== GIVEN INSTRUCTION ==
Extract all lines that hold the string "shape".

== THE INPUT ==
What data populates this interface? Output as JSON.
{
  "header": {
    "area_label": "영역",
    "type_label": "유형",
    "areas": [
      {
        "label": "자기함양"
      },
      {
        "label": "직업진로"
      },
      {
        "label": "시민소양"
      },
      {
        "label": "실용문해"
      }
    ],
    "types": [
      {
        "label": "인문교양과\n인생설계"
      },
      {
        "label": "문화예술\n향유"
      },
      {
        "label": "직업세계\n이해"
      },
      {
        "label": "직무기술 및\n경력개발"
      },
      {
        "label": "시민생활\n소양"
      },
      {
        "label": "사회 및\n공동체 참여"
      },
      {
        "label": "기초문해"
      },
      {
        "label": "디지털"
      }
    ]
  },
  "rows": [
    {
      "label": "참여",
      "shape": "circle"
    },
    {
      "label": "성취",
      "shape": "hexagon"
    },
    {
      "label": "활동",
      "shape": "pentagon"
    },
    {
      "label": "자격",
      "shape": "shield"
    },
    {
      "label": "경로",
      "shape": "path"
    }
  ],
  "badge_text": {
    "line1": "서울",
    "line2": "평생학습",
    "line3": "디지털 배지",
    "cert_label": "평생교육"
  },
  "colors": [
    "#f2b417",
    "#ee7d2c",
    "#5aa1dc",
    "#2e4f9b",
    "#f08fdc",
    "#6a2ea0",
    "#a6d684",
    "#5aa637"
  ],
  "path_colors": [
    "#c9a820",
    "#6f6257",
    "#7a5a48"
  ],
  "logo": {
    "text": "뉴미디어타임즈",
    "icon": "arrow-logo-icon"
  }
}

== WRITTEN SOLUTION ==
      "shape": "circle"
      "shape": "hexagon"
      "shape": "pentagon"
      "shape": "shield"
      "shape": "path"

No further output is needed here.